**Tasks**:
1. According to the mantis shrimp passage, why does the mantis shrimp need an appendage that can endure repeated crushing forces without fracturing? Answer in one to three sentences.
2. Please list every name the mantis shrimp passage gives to a group or species of mantis shrimp, including scientific names where the passage provides them.
3. From the mantis shrimp passage, return the part that opens with the words containing "Mantis shrimp are" and closes with "shrimp (Lysiosquillina maculata).", copied word for word.

Despite their small size and often colourful appearance, the mantis shrimp is one of the fiercest and deadliest predators in the ocean. Their secret weapon? Specialized feeding appendages that can deliver one of the strongest and quickest punches in the animal kingdom. The mantis shrimp’s appendages, whether shaped like a blunt club or a sharp spear, can move at a speed of 100,000 m/s and exert a force 2500 times greater than the weight of its own body when hunting prey. In order to deliver such a powerful blow, the mantis shrimp needs an appendage that can endure repeated crushing forces without fracturing. In a study led by Lessa Kay Grunenfelder from the University of California, a team of researchers investigate how the mantis shrimp can inflict such significant damage while remaining unharmed.

Mantis shrimp are divided into two distinct groups: “smashers” that have blunt clubs to break hard-shelled crustaceans, and “spearers” that have sharp spears to slash and impale softer-bodied prey. The spearers evolved first, researchers think, likely as a response to the appearance of hard-shelled prey that a spear couldn’t penetrate. To expand upon past research of the structural components of these appendages, Grunenfelder and her team focused on investigating the complex microstructures in the striated muscle fibres located around the circumference of the club. Using both optical and electron microscopy, the researchers analyzed cross-sections of a smasher and spearer, respectively: the peacock mantis shrimp (Odontodactylus scyllarus) and the zebra mantis shrimp (Lysiosquillina maculata).

The researchers discovered that this striated region within the smasher’s club contains tightly packed sheets of mineralized chitin, while the surrounding areas have organic compounds. This strengthened chitin envelopes the entire appendage, much like how boxers wrap their hands with cloth to form a tight fist and prevent injury upon impact. The team also found that this striated region contains a system of pore channels that enable ion transport and could potentially allow for self-repair following particularly severe impacts.

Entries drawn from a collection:
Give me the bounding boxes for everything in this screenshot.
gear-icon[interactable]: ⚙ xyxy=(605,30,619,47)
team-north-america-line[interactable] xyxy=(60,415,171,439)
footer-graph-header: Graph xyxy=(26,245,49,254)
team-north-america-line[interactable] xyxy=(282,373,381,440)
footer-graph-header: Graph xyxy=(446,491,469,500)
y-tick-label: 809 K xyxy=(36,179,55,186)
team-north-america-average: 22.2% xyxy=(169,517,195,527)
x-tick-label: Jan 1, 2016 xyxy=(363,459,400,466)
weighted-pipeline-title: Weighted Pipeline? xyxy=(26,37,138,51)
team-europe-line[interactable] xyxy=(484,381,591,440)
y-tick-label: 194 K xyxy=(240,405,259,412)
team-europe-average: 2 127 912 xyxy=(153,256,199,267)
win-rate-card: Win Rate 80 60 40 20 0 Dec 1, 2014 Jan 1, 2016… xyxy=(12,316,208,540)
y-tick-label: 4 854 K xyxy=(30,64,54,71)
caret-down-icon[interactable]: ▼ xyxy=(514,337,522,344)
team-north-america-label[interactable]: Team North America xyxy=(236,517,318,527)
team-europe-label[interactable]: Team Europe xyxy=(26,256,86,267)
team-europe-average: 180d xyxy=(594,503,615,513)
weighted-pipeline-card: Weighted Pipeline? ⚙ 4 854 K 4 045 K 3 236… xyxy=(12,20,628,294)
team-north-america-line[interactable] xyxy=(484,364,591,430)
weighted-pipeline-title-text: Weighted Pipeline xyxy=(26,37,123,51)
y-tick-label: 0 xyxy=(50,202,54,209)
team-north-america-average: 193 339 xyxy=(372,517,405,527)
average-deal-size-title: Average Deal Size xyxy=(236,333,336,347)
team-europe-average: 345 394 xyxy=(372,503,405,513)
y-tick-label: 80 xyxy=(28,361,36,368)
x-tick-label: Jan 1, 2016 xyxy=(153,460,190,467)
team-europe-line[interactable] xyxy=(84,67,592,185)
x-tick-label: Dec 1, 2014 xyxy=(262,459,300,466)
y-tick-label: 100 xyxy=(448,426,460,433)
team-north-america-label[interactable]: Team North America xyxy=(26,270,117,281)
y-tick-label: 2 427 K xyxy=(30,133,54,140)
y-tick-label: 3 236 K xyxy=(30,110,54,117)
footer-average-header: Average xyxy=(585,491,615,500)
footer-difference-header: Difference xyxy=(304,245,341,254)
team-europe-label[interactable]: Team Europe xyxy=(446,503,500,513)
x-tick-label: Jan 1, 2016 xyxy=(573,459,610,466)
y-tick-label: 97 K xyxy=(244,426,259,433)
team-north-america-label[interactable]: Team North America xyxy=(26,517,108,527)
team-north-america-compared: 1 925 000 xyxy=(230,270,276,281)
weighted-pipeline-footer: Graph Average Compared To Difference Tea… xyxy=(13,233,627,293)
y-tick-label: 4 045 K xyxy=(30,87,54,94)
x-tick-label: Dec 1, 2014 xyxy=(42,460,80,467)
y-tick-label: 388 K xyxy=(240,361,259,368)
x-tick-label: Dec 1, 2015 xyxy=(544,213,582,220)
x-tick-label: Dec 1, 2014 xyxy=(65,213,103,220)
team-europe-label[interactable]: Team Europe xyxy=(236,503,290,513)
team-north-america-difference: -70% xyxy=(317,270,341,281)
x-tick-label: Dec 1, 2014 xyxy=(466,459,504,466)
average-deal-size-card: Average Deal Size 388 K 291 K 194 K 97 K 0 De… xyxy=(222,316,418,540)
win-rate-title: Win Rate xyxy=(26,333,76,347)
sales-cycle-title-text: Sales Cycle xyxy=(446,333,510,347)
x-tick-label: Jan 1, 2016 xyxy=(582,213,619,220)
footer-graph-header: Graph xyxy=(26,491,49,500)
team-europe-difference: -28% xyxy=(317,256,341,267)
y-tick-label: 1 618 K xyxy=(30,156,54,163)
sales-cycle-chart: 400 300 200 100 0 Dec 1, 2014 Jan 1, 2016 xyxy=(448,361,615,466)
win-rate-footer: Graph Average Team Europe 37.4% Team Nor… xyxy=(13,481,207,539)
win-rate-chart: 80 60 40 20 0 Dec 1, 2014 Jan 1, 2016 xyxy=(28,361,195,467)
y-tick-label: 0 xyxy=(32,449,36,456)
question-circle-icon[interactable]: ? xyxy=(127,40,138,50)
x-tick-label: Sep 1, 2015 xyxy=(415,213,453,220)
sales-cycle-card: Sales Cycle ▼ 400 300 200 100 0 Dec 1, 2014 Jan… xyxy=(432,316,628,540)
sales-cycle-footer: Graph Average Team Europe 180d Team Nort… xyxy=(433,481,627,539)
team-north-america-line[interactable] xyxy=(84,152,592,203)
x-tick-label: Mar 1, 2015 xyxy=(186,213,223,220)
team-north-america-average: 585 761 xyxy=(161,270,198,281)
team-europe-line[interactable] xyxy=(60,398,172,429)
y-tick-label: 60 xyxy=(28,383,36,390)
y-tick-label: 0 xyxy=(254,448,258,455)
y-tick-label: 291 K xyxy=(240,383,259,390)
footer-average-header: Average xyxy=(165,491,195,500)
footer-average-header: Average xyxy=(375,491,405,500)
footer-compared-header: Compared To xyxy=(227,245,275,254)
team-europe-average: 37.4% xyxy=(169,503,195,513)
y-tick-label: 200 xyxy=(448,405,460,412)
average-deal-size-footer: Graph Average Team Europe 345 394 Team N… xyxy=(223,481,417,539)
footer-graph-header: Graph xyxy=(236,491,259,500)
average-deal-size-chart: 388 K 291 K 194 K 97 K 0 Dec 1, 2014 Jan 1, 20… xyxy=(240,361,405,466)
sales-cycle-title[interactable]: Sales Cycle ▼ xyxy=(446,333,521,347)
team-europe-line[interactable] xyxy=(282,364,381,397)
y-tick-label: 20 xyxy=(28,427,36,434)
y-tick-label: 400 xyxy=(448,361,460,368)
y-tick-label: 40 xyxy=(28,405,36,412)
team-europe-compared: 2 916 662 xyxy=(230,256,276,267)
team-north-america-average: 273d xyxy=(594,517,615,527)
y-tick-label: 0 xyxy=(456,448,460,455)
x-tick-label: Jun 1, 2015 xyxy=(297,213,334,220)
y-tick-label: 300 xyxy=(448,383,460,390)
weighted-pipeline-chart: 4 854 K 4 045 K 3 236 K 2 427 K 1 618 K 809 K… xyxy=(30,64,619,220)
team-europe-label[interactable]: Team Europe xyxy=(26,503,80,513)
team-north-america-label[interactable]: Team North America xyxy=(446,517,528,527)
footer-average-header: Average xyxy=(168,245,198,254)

**Solutions to the tasks**:
1. The mantis shrimp needs such an appendage in order to deliver its extremely powerful blow. Its appendages move at a speed of 100,000 m/s and exert a force 2500 times greater than the weight of its own body when hunting prey.

2.
- smashers
- spearers
- peacock mantis shrimp (Odontodactylus scyllarus)
- zebra mantis shrimp (Lysiosquillina maculata)

3.
Mantis shrimp are divided into two distinct groups: “smashers” that have blunt clubs to break hard-shelled crustaceans, and “spearers” that have sharp spears to slash and impale softer-bodied prey. The spearers evolved first, researchers think, likely as a response to the appearance of hard-shelled prey that a spear couldn’t penetrate. To expand upon past research of the structural components of these appendages, Grunenfelder and her team focused on investigating the complex microstructures in the striated muscle fibres located around the circumference of the club. Using both optical and electron microscopy, the researchers analyzed cross-sections of a smasher and spearer, respectively: the peacock mantis shrimp (Odontodactylus scyllarus) and the zebra mantis shrimp (Lysiosquillina maculata).